• Problem description: Tell how many lines in the data below include the word "إخوتهم". The answer is the number only.

• Stored records:
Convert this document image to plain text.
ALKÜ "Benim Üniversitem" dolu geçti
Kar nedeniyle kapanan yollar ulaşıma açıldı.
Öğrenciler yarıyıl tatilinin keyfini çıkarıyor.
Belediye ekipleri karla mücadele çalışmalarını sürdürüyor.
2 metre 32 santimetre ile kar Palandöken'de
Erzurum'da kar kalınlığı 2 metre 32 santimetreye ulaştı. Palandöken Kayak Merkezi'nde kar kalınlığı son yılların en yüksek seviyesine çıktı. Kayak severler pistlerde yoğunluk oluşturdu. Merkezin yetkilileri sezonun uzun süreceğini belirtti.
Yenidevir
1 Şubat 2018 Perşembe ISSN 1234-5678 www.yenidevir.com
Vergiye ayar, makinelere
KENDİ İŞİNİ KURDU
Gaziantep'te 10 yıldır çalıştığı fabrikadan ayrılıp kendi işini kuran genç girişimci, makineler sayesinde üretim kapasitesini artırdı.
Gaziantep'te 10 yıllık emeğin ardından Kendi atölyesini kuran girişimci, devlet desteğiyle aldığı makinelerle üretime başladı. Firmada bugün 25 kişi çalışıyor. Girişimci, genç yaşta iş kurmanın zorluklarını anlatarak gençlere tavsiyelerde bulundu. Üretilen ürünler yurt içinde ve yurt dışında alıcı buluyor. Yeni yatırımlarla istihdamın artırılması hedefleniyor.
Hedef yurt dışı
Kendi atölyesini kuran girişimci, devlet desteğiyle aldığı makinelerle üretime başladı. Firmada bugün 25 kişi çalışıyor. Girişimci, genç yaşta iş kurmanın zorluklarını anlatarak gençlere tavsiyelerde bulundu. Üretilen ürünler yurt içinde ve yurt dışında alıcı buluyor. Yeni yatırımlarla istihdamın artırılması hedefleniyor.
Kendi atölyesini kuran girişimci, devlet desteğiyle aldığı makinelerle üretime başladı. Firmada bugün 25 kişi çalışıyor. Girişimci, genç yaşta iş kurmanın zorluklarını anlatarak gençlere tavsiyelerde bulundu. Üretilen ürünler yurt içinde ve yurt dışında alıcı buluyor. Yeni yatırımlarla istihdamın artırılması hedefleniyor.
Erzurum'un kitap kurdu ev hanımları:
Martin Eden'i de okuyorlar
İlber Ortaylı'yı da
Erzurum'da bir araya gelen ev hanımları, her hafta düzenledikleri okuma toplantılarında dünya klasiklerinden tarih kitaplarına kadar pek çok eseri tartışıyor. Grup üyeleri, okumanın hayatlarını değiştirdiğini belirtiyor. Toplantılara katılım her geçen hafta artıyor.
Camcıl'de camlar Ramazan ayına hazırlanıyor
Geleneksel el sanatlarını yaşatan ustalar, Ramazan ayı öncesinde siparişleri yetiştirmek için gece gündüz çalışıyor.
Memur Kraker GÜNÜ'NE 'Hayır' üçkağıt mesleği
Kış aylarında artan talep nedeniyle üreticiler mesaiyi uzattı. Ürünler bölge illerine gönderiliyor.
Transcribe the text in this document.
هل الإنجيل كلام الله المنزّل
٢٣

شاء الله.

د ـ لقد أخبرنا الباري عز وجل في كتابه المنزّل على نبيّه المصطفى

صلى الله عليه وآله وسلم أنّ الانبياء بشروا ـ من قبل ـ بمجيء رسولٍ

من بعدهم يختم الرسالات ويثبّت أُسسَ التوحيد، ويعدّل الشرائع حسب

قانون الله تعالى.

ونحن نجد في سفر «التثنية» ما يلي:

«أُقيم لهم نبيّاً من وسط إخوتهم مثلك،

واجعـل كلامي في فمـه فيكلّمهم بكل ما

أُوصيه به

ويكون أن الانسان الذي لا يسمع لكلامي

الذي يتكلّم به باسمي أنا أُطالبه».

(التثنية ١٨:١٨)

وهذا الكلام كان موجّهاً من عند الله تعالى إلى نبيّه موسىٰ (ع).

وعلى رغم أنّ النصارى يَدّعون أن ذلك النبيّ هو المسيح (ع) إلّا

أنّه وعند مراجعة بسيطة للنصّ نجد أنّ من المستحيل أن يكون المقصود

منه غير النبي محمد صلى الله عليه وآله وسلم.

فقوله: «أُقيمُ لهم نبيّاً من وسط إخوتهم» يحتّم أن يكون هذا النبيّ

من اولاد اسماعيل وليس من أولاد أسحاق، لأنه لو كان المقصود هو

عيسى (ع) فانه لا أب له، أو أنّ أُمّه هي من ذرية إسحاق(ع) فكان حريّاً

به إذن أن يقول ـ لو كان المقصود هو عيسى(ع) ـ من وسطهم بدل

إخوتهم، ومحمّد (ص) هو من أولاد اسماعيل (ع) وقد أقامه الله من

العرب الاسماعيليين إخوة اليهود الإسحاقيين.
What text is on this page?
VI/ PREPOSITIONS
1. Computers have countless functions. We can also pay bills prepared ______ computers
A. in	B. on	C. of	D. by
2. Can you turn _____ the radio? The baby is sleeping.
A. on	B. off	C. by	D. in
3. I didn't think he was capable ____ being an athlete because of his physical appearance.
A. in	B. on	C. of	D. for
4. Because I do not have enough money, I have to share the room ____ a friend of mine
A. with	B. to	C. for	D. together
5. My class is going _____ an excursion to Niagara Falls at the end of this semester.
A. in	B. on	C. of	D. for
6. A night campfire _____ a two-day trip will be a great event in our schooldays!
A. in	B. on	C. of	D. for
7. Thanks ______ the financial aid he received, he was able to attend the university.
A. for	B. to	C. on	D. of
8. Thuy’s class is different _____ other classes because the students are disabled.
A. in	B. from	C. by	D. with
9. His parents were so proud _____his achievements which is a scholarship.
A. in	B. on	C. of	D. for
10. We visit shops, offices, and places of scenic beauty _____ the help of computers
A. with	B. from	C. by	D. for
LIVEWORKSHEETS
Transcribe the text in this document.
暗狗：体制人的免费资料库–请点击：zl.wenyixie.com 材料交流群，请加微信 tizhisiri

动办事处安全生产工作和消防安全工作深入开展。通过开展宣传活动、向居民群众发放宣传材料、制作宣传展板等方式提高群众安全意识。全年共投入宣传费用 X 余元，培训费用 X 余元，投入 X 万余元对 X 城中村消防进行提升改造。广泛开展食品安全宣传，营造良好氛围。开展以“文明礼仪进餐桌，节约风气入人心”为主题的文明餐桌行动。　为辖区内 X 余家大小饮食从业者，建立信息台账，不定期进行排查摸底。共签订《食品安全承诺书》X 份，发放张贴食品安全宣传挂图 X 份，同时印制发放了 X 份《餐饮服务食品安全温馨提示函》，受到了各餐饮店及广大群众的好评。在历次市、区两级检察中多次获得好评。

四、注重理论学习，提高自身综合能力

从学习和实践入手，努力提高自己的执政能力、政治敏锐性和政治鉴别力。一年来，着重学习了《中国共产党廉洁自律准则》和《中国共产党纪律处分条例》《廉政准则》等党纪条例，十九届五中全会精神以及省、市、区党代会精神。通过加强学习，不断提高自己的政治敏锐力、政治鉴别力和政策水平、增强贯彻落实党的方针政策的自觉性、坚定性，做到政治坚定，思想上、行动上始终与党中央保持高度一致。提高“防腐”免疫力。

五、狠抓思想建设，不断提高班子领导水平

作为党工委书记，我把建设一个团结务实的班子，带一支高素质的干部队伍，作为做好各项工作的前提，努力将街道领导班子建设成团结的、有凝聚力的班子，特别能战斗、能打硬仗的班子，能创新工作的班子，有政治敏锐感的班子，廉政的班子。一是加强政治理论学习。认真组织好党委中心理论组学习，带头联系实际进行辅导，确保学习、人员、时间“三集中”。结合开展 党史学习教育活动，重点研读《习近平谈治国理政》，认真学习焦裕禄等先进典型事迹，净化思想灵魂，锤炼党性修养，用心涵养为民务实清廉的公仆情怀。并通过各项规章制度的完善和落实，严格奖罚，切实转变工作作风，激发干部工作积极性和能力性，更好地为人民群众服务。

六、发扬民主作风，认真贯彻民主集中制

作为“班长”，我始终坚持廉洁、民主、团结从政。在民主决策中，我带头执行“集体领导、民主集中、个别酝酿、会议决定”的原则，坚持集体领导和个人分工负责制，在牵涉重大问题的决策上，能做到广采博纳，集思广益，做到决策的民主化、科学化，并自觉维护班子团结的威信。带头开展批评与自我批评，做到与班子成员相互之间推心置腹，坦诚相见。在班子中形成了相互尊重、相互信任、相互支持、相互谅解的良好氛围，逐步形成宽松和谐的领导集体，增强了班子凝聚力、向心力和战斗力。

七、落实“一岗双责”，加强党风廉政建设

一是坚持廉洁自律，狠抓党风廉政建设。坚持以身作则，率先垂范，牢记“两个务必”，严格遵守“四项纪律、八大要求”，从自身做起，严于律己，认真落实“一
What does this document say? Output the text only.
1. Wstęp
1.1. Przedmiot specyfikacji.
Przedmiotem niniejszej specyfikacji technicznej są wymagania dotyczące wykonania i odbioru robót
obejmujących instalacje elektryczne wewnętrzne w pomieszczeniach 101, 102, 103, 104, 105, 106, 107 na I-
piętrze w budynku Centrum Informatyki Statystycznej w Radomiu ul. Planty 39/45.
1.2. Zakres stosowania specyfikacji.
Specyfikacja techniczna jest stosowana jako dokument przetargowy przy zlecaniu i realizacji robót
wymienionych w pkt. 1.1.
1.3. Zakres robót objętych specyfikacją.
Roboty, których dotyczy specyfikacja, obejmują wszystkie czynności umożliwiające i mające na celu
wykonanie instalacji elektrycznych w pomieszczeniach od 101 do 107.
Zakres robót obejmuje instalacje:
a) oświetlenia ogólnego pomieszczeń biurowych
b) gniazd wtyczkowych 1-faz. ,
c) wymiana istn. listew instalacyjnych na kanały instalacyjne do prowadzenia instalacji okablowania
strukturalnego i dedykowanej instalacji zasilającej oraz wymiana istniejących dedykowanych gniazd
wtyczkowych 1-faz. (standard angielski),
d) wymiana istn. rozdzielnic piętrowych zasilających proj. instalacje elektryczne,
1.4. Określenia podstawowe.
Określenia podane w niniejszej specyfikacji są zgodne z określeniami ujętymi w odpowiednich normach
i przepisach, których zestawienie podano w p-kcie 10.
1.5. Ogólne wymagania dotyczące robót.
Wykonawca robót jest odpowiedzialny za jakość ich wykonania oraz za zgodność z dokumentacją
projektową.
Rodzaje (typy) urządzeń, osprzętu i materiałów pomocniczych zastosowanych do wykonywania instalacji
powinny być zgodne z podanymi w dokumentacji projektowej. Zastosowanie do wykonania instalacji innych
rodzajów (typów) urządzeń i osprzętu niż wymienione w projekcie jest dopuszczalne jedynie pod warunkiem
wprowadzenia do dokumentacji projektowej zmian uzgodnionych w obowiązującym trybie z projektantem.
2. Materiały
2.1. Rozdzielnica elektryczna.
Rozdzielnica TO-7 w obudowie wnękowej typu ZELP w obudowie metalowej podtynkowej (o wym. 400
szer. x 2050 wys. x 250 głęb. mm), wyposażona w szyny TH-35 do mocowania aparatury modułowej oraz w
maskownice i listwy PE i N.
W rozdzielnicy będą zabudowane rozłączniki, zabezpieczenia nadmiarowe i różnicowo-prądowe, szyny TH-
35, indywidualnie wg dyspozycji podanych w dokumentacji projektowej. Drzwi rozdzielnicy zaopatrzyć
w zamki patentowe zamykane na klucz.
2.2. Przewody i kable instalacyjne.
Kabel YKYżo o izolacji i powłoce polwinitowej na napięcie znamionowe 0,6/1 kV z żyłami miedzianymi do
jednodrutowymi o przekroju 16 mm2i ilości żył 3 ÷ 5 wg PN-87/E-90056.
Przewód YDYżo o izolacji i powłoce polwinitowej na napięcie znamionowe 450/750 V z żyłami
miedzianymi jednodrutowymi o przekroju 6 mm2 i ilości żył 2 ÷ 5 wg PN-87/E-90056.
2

• Result of the task: 3